Scan the material for the word "marker", and copy each line where it shows up.
:::::
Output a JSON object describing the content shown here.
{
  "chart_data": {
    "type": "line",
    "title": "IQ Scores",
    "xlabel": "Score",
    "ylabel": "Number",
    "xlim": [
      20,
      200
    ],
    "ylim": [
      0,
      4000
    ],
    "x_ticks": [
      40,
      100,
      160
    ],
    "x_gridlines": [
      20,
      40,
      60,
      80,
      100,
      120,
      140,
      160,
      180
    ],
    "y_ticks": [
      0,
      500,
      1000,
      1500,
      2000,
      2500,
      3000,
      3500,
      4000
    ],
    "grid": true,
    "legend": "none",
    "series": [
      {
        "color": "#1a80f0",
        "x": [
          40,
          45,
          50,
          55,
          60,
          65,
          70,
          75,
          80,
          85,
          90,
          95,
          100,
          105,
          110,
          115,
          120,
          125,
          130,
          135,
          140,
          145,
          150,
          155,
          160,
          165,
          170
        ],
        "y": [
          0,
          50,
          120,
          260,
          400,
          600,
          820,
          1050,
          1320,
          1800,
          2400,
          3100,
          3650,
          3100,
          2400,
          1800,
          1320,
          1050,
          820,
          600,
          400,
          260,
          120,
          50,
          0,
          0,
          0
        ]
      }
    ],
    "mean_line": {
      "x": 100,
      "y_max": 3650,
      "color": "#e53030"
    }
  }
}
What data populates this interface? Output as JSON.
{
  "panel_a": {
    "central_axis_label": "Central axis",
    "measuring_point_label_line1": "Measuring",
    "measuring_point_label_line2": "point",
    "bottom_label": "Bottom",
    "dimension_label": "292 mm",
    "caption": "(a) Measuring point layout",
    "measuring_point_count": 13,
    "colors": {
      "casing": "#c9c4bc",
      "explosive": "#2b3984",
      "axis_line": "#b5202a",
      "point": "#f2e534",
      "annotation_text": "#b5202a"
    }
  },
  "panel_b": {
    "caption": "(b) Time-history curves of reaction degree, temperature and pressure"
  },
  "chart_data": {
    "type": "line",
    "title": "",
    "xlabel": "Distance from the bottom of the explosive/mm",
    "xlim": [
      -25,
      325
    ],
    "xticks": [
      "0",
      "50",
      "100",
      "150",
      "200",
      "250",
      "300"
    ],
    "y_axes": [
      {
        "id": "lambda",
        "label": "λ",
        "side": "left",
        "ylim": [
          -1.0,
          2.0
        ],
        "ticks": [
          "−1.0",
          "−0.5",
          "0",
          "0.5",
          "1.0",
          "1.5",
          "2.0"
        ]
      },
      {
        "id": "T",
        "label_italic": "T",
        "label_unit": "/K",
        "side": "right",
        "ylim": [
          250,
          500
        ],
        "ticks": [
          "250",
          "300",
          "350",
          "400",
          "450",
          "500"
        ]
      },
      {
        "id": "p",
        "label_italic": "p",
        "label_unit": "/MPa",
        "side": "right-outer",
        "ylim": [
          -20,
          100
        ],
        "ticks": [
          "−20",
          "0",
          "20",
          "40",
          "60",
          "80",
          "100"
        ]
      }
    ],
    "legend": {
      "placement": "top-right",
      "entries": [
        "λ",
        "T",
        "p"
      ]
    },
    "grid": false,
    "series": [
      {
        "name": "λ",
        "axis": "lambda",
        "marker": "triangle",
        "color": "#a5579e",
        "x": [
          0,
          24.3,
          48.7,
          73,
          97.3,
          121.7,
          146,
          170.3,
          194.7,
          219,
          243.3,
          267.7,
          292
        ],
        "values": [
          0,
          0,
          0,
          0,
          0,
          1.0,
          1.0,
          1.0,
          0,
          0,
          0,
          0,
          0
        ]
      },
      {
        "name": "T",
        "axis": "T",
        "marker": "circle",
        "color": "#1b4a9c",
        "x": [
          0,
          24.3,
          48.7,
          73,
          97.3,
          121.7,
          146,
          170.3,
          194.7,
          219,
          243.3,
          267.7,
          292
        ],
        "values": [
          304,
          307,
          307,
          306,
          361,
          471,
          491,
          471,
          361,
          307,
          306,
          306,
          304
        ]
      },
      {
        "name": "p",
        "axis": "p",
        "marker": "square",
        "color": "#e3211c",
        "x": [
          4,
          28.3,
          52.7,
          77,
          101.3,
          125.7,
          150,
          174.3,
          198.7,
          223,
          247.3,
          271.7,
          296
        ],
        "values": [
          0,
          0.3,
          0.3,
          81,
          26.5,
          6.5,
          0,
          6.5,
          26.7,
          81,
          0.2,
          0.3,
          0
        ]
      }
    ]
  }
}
:::::
→ Final result:
        "marker": "triangle",
        "marker": "circle",
        "marker": "square",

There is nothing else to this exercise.